• [Records shown]
· · · · ·
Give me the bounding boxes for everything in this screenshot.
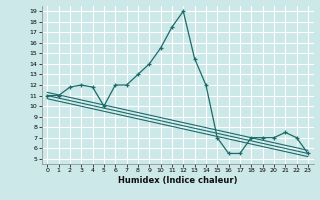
X-axis label: Humidex (Indice chaleur): Humidex (Indice chaleur) [118,176,237,185]
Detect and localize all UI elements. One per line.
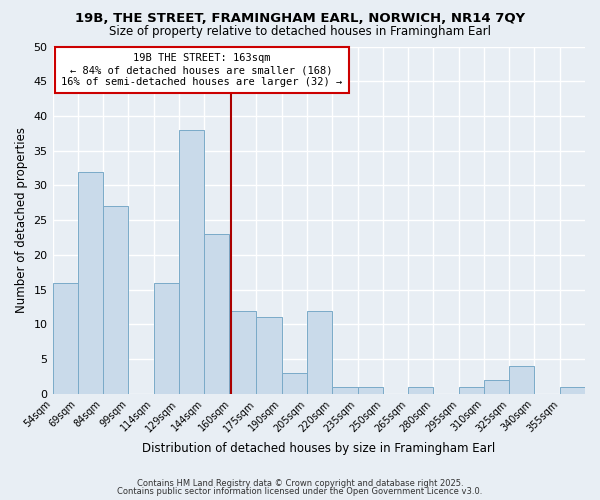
Bar [179, 130, 204, 394]
X-axis label: Distribution of detached houses by size in Framingham Earl: Distribution of detached houses by size … [142, 442, 496, 455]
Text: Contains HM Land Registry data © Crown copyright and database right 2025.: Contains HM Land Registry data © Crown c… [137, 478, 463, 488]
Bar [282, 373, 307, 394]
Bar [53, 282, 78, 394]
Bar [204, 234, 229, 394]
Bar [509, 366, 535, 394]
Y-axis label: Number of detached properties: Number of detached properties [15, 127, 28, 313]
Bar [103, 206, 128, 394]
Bar [484, 380, 509, 394]
Bar [358, 387, 383, 394]
Bar [231, 310, 256, 394]
Bar [408, 387, 433, 394]
Bar [560, 387, 585, 394]
Text: 19B, THE STREET, FRAMINGHAM EARL, NORWICH, NR14 7QY: 19B, THE STREET, FRAMINGHAM EARL, NORWIC… [75, 12, 525, 26]
Bar [458, 387, 484, 394]
Bar [307, 310, 332, 394]
Text: Size of property relative to detached houses in Framingham Earl: Size of property relative to detached ho… [109, 25, 491, 38]
Bar [154, 282, 179, 394]
Bar [256, 318, 282, 394]
Text: Contains public sector information licensed under the Open Government Licence v3: Contains public sector information licen… [118, 487, 482, 496]
Bar [332, 387, 358, 394]
Bar [78, 172, 103, 394]
Text: 19B THE STREET: 163sqm
← 84% of detached houses are smaller (168)
16% of semi-de: 19B THE STREET: 163sqm ← 84% of detached… [61, 54, 342, 86]
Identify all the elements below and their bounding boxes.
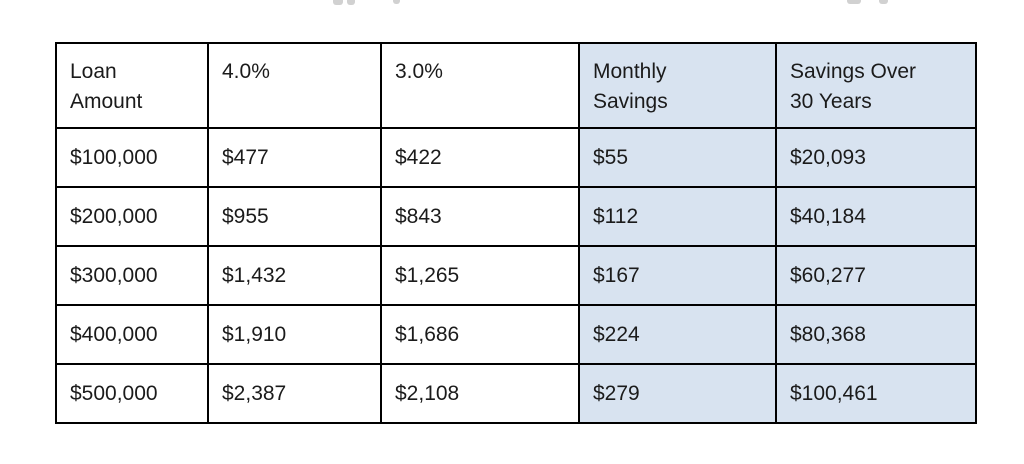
- table-cell: $1,686: [380, 304, 580, 365]
- column-header-monthly-savings: Monthly Savings: [578, 42, 777, 129]
- column-header-rate-4-percent: 4.0%: [207, 42, 382, 129]
- table-cell: $224: [578, 304, 777, 365]
- table-cell: $100,461: [775, 363, 977, 424]
- refinance-savings-table: Loan Amount 4.0% 3.0% Monthly Savings Sa…: [55, 42, 977, 424]
- table-cell: $55: [578, 127, 777, 188]
- table-cell: $1,432: [207, 245, 382, 306]
- table-cell: $1,265: [380, 245, 580, 306]
- cropped-text-artifact: [333, 0, 343, 5]
- table-row: $300,000 $1,432 $1,265 $167 $60,277: [55, 245, 977, 306]
- table-cell: $80,368: [775, 304, 977, 365]
- table-cell: $422: [380, 127, 580, 188]
- table-cell: $279: [578, 363, 777, 424]
- column-header-savings-30-years: Savings Over 30 Years: [775, 42, 977, 129]
- table-cell: $2,387: [207, 363, 382, 424]
- table-cell: $20,093: [775, 127, 977, 188]
- table-cell: $112: [578, 186, 777, 247]
- table-cell: $1,910: [207, 304, 382, 365]
- table-cell: $200,000: [55, 186, 209, 247]
- table-cell: $477: [207, 127, 382, 188]
- cropped-text-artifact: [393, 0, 400, 4]
- table-cell: $40,184: [775, 186, 977, 247]
- table-cell: $955: [207, 186, 382, 247]
- cropped-text-artifact: [347, 0, 355, 5]
- table-row: $400,000 $1,910 $1,686 $224 $80,368: [55, 304, 977, 365]
- table-cell: $2,108: [380, 363, 580, 424]
- column-header-rate-3-percent: 3.0%: [380, 42, 580, 129]
- table-row: $200,000 $955 $843 $112 $40,184: [55, 186, 977, 247]
- table-cell: $300,000: [55, 245, 209, 306]
- table-cell: $100,000: [55, 127, 209, 188]
- table-cell: $400,000: [55, 304, 209, 365]
- table-cell: $167: [578, 245, 777, 306]
- table-row: $100,000 $477 $422 $55 $20,093: [55, 127, 977, 188]
- table-row: $500,000 $2,387 $2,108 $279 $100,461: [55, 363, 977, 424]
- cropped-text-artifact: [879, 0, 888, 4]
- table-header-row: Loan Amount 4.0% 3.0% Monthly Savings Sa…: [55, 42, 977, 129]
- column-header-loan-amount: Loan Amount: [55, 42, 209, 129]
- table-cell: $500,000: [55, 363, 209, 424]
- table-cell: $843: [380, 186, 580, 247]
- cropped-text-artifact: [847, 0, 861, 4]
- table-cell: $60,277: [775, 245, 977, 306]
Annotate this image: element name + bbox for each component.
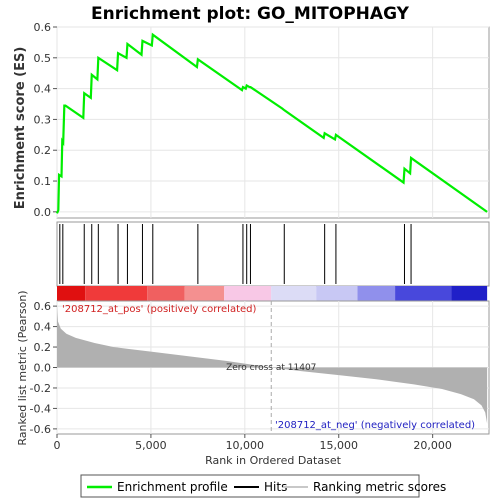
es-y-tick-label: 0.5: [34, 52, 52, 65]
es-y-axis-label: Enrichment score (ES): [13, 47, 28, 210]
x-tick-label: 20,000: [413, 439, 452, 452]
metric-y-tick-label: 0.0: [34, 362, 52, 375]
legend-label-hits: Hits: [264, 480, 287, 494]
metric-panel: -0.6 -0.4 -0.2 0.0 0.2 0.4 0.6 '208712_at_pos'…: [30, 300, 490, 436]
x-tick-label: 5,000: [135, 439, 167, 452]
legend-label-ranking-metric-scores: Ranking metric scores: [313, 480, 446, 494]
metric-y-tick-label: -0.2: [30, 382, 51, 395]
x-tick-label: 15,000: [319, 439, 358, 452]
heatmap-segment: [316, 286, 358, 301]
ranking-metric-area: [57, 306, 488, 424]
heatmap-segment: [395, 286, 452, 301]
metric-y-tick-label: 0.4: [34, 321, 52, 334]
chart-title: Enrichment plot: GO_MITOPHAGY: [91, 4, 410, 24]
legend: Enrichment profile Hits Ranking metric s…: [80, 474, 446, 498]
es-y-tick-label: 0.3: [34, 113, 52, 126]
metric-y-tick-label: 0.2: [34, 341, 52, 354]
hit-marks: [59, 224, 412, 284]
metric-y-tick-label: 0.6: [34, 300, 52, 313]
heatmap-segment: [184, 286, 225, 301]
metric-y-tick-label: -0.4: [30, 402, 51, 415]
es-y-tick-label: 0.6: [34, 21, 52, 34]
metric-y-axis-label: Ranked list metric (Pearson): [16, 290, 29, 445]
negative-correlation-label: '208712_at_neg' (negatively correlated): [275, 420, 475, 431]
es-y-tick-label: 0.2: [34, 144, 52, 157]
legend-label-enrichment-profile: Enrichment profile: [117, 480, 228, 494]
ranked-list-heatmap-bar: [57, 286, 488, 301]
es-panel: 0.0 0.1 0.2 0.3 0.4 0.5 0.6: [34, 21, 490, 219]
x-axis-label: Rank in Ordered Dataset: [205, 454, 342, 467]
es-y-ticks: 0.0 0.1 0.2 0.3 0.4 0.5 0.6: [34, 21, 57, 219]
x-tick-label: 0: [54, 439, 61, 452]
heatmap-segment: [271, 286, 317, 301]
es-grid: [56, 26, 489, 218]
heatmap-segment: [224, 286, 272, 301]
hits-panel: [56, 221, 490, 287]
es-y-tick-label: 0.4: [34, 83, 52, 96]
heatmap-segment: [85, 286, 148, 301]
zero-cross-label: Zero cross at 11407: [226, 363, 316, 373]
es-y-tick-label: 0.0: [34, 206, 52, 219]
x-axis-ticks: 0 5,000 10,000 15,000 20,000: [54, 434, 452, 452]
heatmap-segment: [147, 286, 185, 301]
metric-y-tick-label: -0.6: [30, 423, 51, 436]
positive-correlation-label: '208712_at_pos' (positively correlated): [62, 304, 256, 315]
heatmap-segment: [57, 286, 86, 301]
x-tick-label: 10,000: [226, 439, 265, 452]
metric-y-ticks: -0.6 -0.4 -0.2 0.0 0.2 0.4 0.6: [30, 300, 57, 436]
enrichment-profile-line: [55, 32, 488, 214]
es-y-tick-label: 0.1: [34, 175, 52, 188]
heatmap-segment: [451, 286, 488, 301]
heatmap-segment: [357, 286, 396, 301]
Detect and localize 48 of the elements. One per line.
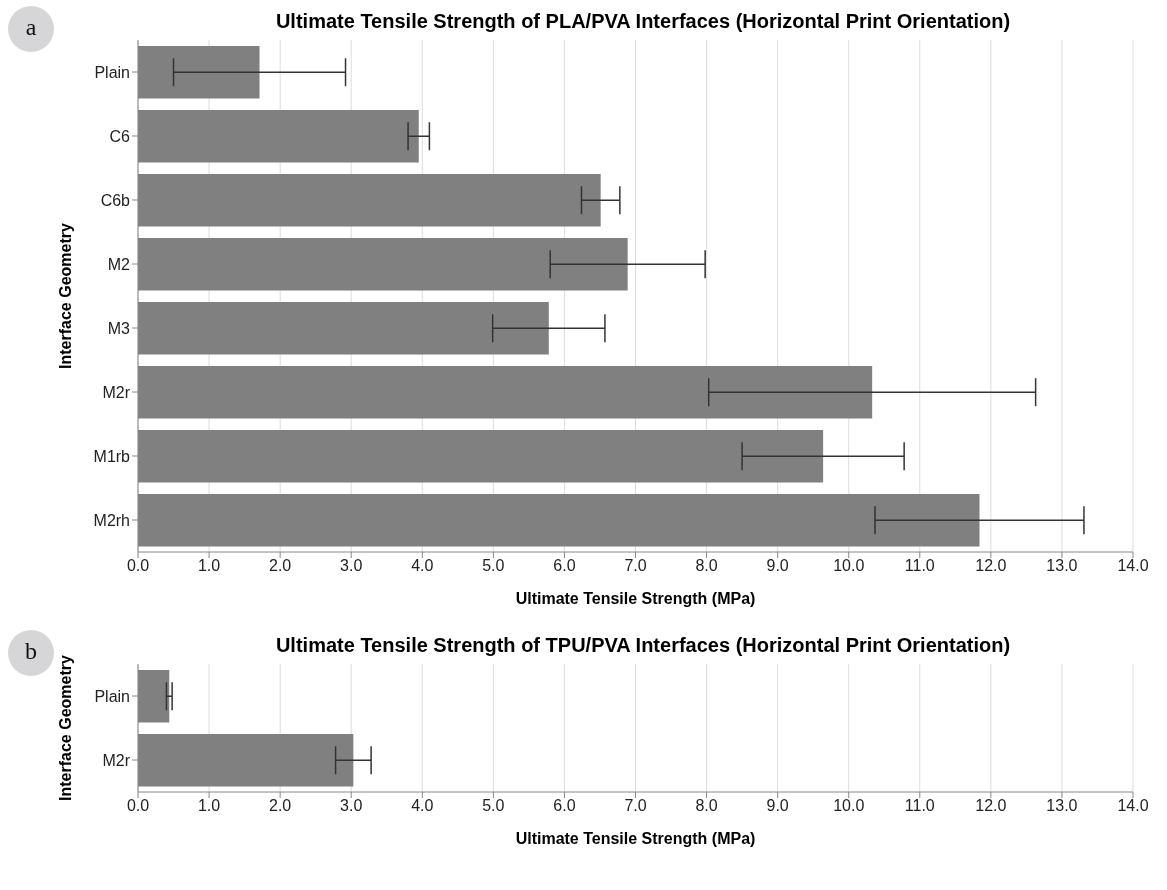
x-tick-label: 7.0 bbox=[624, 557, 647, 575]
y-tick-label: C6b bbox=[100, 191, 131, 209]
x-tick-label: 1.0 bbox=[197, 557, 221, 575]
y-tick-label: Plain bbox=[94, 63, 130, 81]
x-tick-label: 2.0 bbox=[269, 557, 292, 575]
y-tick-label: M3 bbox=[107, 319, 131, 337]
x-axis-title: Ultimate Tensile Strength (MPa) bbox=[515, 590, 756, 607]
y-tick-label: M2 bbox=[107, 255, 131, 273]
y-tick-label: M2r bbox=[102, 751, 131, 769]
x-tick-label: 11.0 bbox=[904, 557, 935, 575]
y-tick-label: Plain bbox=[94, 687, 130, 705]
chart-title: Ultimate Tensile Strength of TPU/PVA Interfaces (Horizontal Print Orientation) bbox=[274, 634, 1012, 657]
x-tick-label: 7.0 bbox=[624, 797, 647, 815]
x-tick-label: 8.0 bbox=[695, 797, 718, 815]
text: a bbox=[24, 14, 38, 41]
y-axis-title: Interface Geometry bbox=[56, 654, 75, 803]
x-tick-label: 0.0 bbox=[126, 797, 150, 815]
x-tick-label: 10.0 bbox=[833, 557, 865, 575]
x-tick-label: 11.0 bbox=[904, 797, 935, 815]
y-tick-label: M2r bbox=[102, 383, 131, 401]
x-tick-label: 12.0 bbox=[975, 797, 1007, 815]
x-tick-label: 0.0 bbox=[126, 557, 150, 575]
x-tick-label: 6.0 bbox=[553, 797, 576, 815]
y-tick-label: M2rh bbox=[93, 511, 130, 529]
x-tick-label: 2.0 bbox=[269, 797, 292, 815]
x-tick-label: 8.0 bbox=[695, 557, 718, 575]
x-tick-label: 9.0 bbox=[766, 557, 789, 575]
y-tick-label: C6 bbox=[109, 127, 131, 145]
y-tick-label: M1rb bbox=[93, 447, 131, 465]
x-tick-label: 5.0 bbox=[482, 557, 505, 575]
chart-title: Ultimate Tensile Strength of PLA/PVA Interfaces (Horizontal Print Orientation) bbox=[274, 10, 1012, 33]
x-tick-label: 13.0 bbox=[1046, 797, 1078, 815]
x-tick-label: 5.0 bbox=[482, 797, 505, 815]
y-axis-title: Interface Geometry bbox=[56, 222, 75, 371]
x-tick-label: 9.0 bbox=[766, 797, 789, 815]
x-tick-label: 4.0 bbox=[411, 557, 434, 575]
x-tick-label: 10.0 bbox=[833, 797, 865, 815]
x-tick-label: 12.0 bbox=[975, 557, 1007, 575]
x-tick-label: 13.0 bbox=[1046, 557, 1078, 575]
x-tick-label: 3.0 bbox=[340, 797, 363, 815]
x-axis-title: Ultimate Tensile Strength (MPa) bbox=[515, 830, 756, 847]
x-tick-label: 14.0 bbox=[1117, 797, 1149, 815]
x-tick-label: 14.0 bbox=[1117, 557, 1149, 575]
text: b bbox=[24, 638, 38, 665]
x-tick-label: 3.0 bbox=[340, 557, 363, 575]
x-tick-label: 4.0 bbox=[411, 797, 434, 815]
x-tick-label: 1.0 bbox=[197, 797, 221, 815]
x-tick-label: 6.0 bbox=[553, 557, 576, 575]
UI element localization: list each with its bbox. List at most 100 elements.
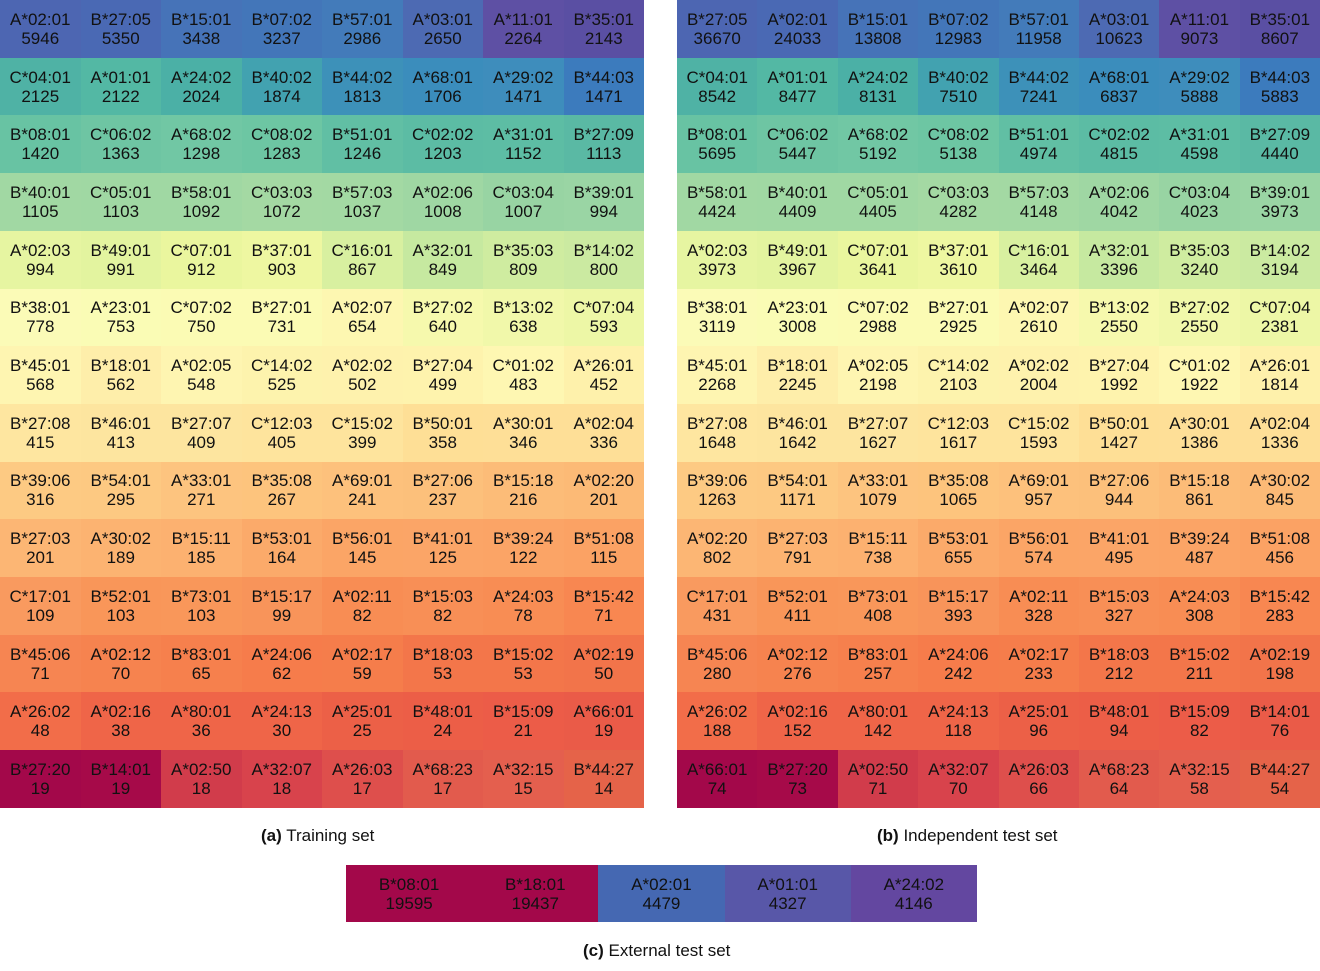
heatmap-cell: B*27:02 2550: [1159, 288, 1240, 347]
cell-allele: A*68:02: [847, 125, 909, 145]
heatmap-cell: A*02:06 4042: [1078, 173, 1160, 231]
cell-count: 346: [509, 432, 538, 452]
cell-count: 48: [30, 721, 50, 741]
cell-count: 861: [1185, 490, 1214, 510]
cell-count: 5883: [1260, 86, 1299, 106]
heatmap-cell: B*18:01 2245: [757, 346, 838, 404]
cell-allele: A*32:01: [1088, 240, 1150, 260]
cell-count: 1113: [586, 144, 622, 164]
heatmap-cell: B*15:18 216: [483, 461, 564, 520]
cell-count: 4440: [1260, 144, 1299, 164]
cell-allele: B*35:08: [928, 471, 989, 491]
heatmap-cell: B*39:24 122: [483, 519, 564, 578]
cell-allele: B*07:02: [251, 9, 313, 29]
heatmap-cell: A*26:03 17: [322, 750, 403, 808]
heatmap-cell: B*48:01 24: [402, 692, 483, 751]
cell-allele: B*58:01: [686, 182, 748, 202]
heatmap-cell: B*39:01 994: [563, 173, 644, 231]
heatmap-cell: B*48:01 94: [1078, 692, 1160, 751]
heatmap-cell: B*15:02 211: [1159, 634, 1240, 693]
cell-allele: C*03:03: [927, 182, 990, 202]
cell-allele: A*02:06: [1088, 182, 1150, 202]
cell-allele: B*37:01: [251, 240, 313, 260]
cell-allele: B*45:06: [10, 644, 71, 664]
heatmap-cell: B*41:01 495: [1078, 519, 1160, 578]
cell-allele: B*44:27: [1249, 759, 1311, 779]
cell-allele: B*27:20: [10, 759, 71, 779]
heatmap-cell: B*15:03 82: [402, 577, 483, 635]
cell-count: 70: [948, 778, 968, 798]
cell-allele: B*27:09: [573, 125, 635, 145]
cell-count: 800: [589, 259, 618, 279]
cell-count: 152: [783, 721, 812, 741]
heatmap-cell: B*27:03 201: [0, 519, 81, 578]
heatmap-cell: B*35:03 809: [483, 230, 564, 289]
cell-count: 73: [788, 778, 808, 798]
cell-count: 1992: [1100, 375, 1138, 395]
caption-text: External test set: [608, 941, 731, 960]
cell-count: 295: [106, 490, 135, 510]
cell-allele: C*04:01: [9, 67, 71, 87]
cell-allele: B*73:01: [847, 586, 909, 606]
cell-allele: B*83:01: [847, 644, 909, 664]
heatmap-cell: A*02:01 5946: [0, 0, 81, 58]
cell-allele: B*45:01: [10, 356, 71, 376]
cell-allele: B*27:03: [767, 529, 828, 549]
cell-allele: B*45:01: [686, 356, 748, 376]
cell-count: 4409: [778, 201, 817, 221]
heatmap-cell: B*37:01 903: [241, 230, 322, 289]
cell-count: 59: [352, 663, 372, 683]
heatmap-cell: B*27:07 1627: [837, 403, 919, 462]
heatmap-cell: B*15:17 99: [241, 577, 322, 635]
heatmap-cell: C*06:02 1363: [80, 115, 161, 174]
cell-allele: A*02:01: [10, 9, 71, 29]
heatmap-cell: B*53:01 164: [241, 519, 322, 578]
heatmap-cell: A*02:05 548: [161, 346, 242, 404]
cell-allele: A*02:04: [573, 413, 635, 433]
heatmap-cell: B*27:20 19: [0, 750, 81, 808]
heatmap-cell: C*05:01 1103: [80, 173, 161, 231]
cell-allele: B*35:03: [493, 240, 554, 260]
cell-allele: A*01:01: [767, 67, 828, 87]
cell-count: 4146: [894, 893, 933, 913]
cell-count: 2650: [423, 28, 462, 48]
heatmap-cell: B*15:42 283: [1239, 577, 1320, 635]
heatmap-cell: A*02:20 802: [677, 519, 758, 578]
heatmap-cell: A*02:12 70: [80, 634, 161, 693]
cell-count: 5138: [939, 144, 978, 164]
heatmap-cell: A*30:01 1386: [1159, 403, 1240, 462]
cell-allele: A*32:15: [1169, 759, 1230, 779]
cell-allele: A*02:02: [1008, 356, 1069, 376]
cell-count: 4479: [642, 893, 681, 913]
cell-count: 7241: [1019, 86, 1058, 106]
heatmap-cell: C*12:03 1617: [918, 403, 999, 462]
heatmap-cell: A*69:01 957: [998, 461, 1079, 520]
cell-allele: A*30:01: [493, 413, 554, 433]
cell-count: 4424: [698, 201, 737, 221]
heatmap-cell: B*27:04 1992: [1078, 346, 1160, 404]
cell-allele: C*03:04: [492, 182, 554, 202]
cell-count: 241: [348, 490, 377, 510]
cell-allele: B*27:02: [1169, 298, 1230, 318]
cell-allele: B*56:01: [332, 529, 393, 549]
cell-allele: B*39:24: [493, 529, 554, 549]
cell-allele: B*40:01: [767, 182, 828, 202]
cell-allele: B*35:01: [1249, 9, 1311, 29]
cell-count: 1471: [504, 86, 543, 106]
cell-count: 1471: [584, 86, 623, 106]
cell-count: 845: [1265, 490, 1294, 510]
cell-count: 233: [1024, 663, 1053, 683]
heatmap-cell: B*40:02 1874: [241, 57, 322, 116]
cell-allele: B*14:01: [1249, 702, 1311, 722]
heatmap-cell: B*15:01 3438: [161, 0, 242, 58]
cell-count: 452: [589, 375, 618, 395]
heatmap-cell: B*35:08 1065: [918, 461, 999, 520]
heatmap-cell: B*44:02 1813: [322, 57, 403, 116]
heatmap-cell: A*23:01 753: [80, 288, 161, 347]
cell-allele: B*27:06: [412, 471, 474, 491]
cell-count: 7510: [939, 86, 978, 106]
cell-count: 1706: [423, 86, 462, 106]
cell-allele: C*07:04: [573, 298, 635, 318]
cell-allele: C*07:04: [1249, 298, 1311, 318]
cell-allele: C*02:02: [412, 125, 474, 145]
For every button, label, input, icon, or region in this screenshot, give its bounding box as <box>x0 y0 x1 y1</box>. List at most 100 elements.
· · · · ·
• [Task to complete] Pick out every line in the listing above that contains the word "detached", and copy each of those lines in full. Case counts, so only matches with the same capitalization qualify.

• [Completed exercise]
X-axis label: Distribution of detached houses by size in Framingham Earl: Distribution of detached houses by size … [142, 442, 496, 455]
Y-axis label: Number of detached properties: Number of detached properties [15, 127, 28, 313]
Text: Size of property relative to detached houses in Framingham Earl: Size of property relative to detached ho… [109, 25, 491, 38]
← 84% of detached houses are smaller (168)
16% of semi-de: 19B THE STREET: 163sqm ← 84% of detached… [61, 54, 342, 86]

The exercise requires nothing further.